# Available records start
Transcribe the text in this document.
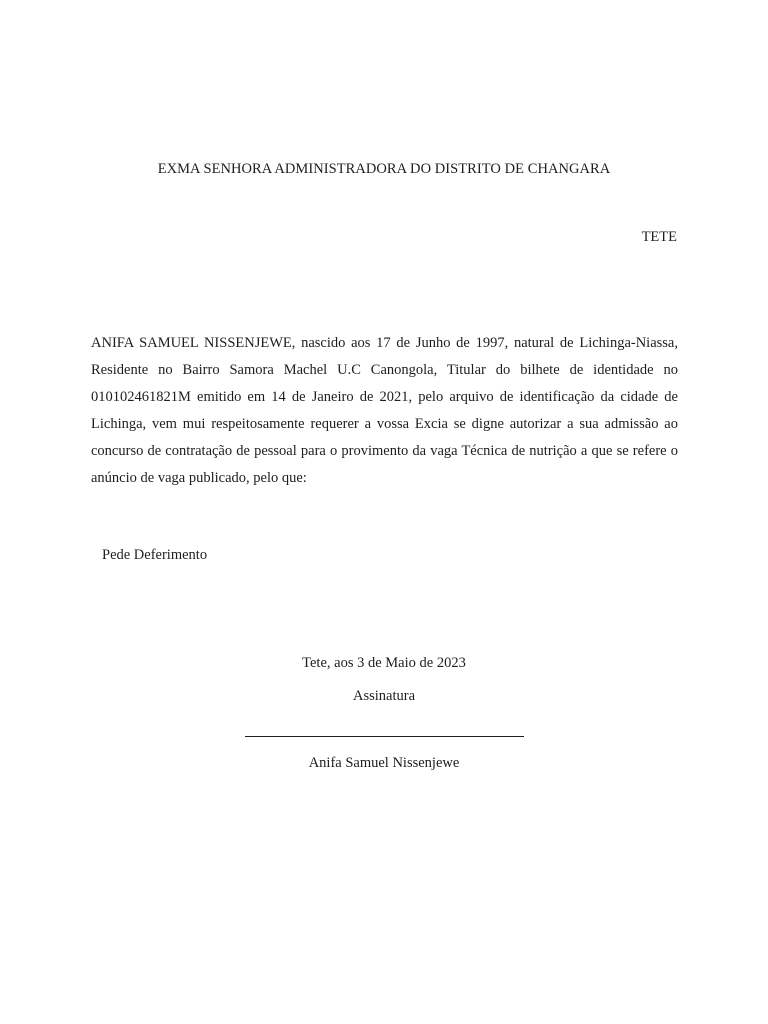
EXMA SENHORA ADMINISTRADORA DO DISTRITO DE CHANGARA
TETE

ANIFA SAMUEL NISSENJEWE, nascido aos 17 de Junho de 1997, natural de Lichinga-Niassa, Residente no Bairro Samora Machel U.C Canongola, Titular do bilhete de identidade no 010102461821M emitido em 14 de Janeiro de 2021, pelo arquivo de identificação da cidade de Lichinga, vem mui respeitosamente requerer a vossa Excia se digne autorizar a sua admissão ao concurso de contratação de pessoal para o provimento da vaga Técnica de nutrição a que se refere o anúncio de vaga publicado, pelo que:

Pede Deferimento
Tete, aos 3 de Maio de 2023
Assinatura
Anifa Samuel Nissenjewe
# Available records end
# Set exercise
Go back to the records above and write them out exactly, without the pictures.

# The completed task
Transcribe the text in this document.
EXMA SENHORA ADMINISTRADORA DO DISTRITO DE CHANGARA
TETE

ANIFA SAMUEL NISSENJEWE, nascido aos 17 de Junho de 1997, natural de Lichinga-Niassa, Residente no Bairro Samora Machel U.C Canongola, Titular do bilhete de identidade no 010102461821M emitido em 14 de Janeiro de 2021, pelo arquivo de identificação da cidade de Lichinga, vem mui respeitosamente requerer a vossa Excia se digne autorizar a sua admissão ao concurso de contratação de pessoal para o provimento da vaga Técnica de nutrição a que se refere o anúncio de vaga publicado, pelo que:

Pede Deferimento
Tete, aos 3 de Maio de 2023
Assinatura
Anifa Samuel Nissenjewe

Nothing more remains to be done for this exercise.